Write out all the entries word for word and omit any pictures.

#### Source records:
....................

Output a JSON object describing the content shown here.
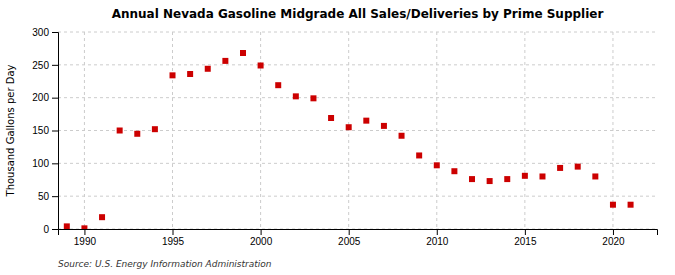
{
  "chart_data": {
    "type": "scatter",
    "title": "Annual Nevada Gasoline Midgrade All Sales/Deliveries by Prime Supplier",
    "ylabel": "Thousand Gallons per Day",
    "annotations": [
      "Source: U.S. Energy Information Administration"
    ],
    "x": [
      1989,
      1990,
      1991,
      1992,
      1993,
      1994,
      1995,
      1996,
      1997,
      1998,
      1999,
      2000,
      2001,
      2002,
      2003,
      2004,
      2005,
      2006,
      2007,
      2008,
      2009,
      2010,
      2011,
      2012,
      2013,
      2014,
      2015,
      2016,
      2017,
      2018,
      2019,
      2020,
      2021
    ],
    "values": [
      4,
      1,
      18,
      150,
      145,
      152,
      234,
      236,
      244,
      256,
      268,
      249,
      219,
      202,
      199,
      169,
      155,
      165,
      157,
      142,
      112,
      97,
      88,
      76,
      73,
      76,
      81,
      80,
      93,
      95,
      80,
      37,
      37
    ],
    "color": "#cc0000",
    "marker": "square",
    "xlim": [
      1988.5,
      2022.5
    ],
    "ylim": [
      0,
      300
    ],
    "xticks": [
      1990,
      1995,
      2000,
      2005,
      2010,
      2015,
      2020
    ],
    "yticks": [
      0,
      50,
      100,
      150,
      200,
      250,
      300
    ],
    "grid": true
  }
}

....................

#### Solution to this exercise:
Output a JSON object describing the content shown here.
{
  "chart_data": {
    "type": "scatter",
    "title": "Annual Nevada Gasoline Midgrade All Sales/Deliveries by Prime Supplier",
    "ylabel": "Thousand Gallons per Day",
    "annotations": [
      "Source: U.S. Energy Information Administration"
    ],
    "x": [
      1989,
      1990,
      1991,
      1992,
      1993,
      1994,
      1995,
      1996,
      1997,
      1998,
      1999,
      2000,
      2001,
      2002,
      2003,
      2004,
      2005,
      2006,
      2007,
      2008,
      2009,
      2010,
      2011,
      2012,
      2013,
      2014,
      2015,
      2016,
      2017,
      2018,
      2019,
      2020,
      2021
    ],
    "values": [
      4,
      1,
      18,
      150,
      145,
      152,
      234,
      236,
      244,
      256,
      268,
      249,
      219,
      202,
      199,
      169,
      155,
      165,
      157,
      142,
      112,
      97,
      88,
      76,
      73,
      76,
      81,
      80,
      93,
      95,
      80,
      37,
      37
    ],
    "color": "#cc0000",
    "marker": "square",
    "xlim": [
      1988.5,
      2022.5
    ],
    "ylim": [
      0,
      300
    ],
    "xticks": [
      1990,
      1995,
      2000,
      2005,
      2010,
      2015,
      2020
    ],
    "yticks": [
      0,
      50,
      100,
      150,
      200,
      250,
      300
    ],
    "grid": true
  }
}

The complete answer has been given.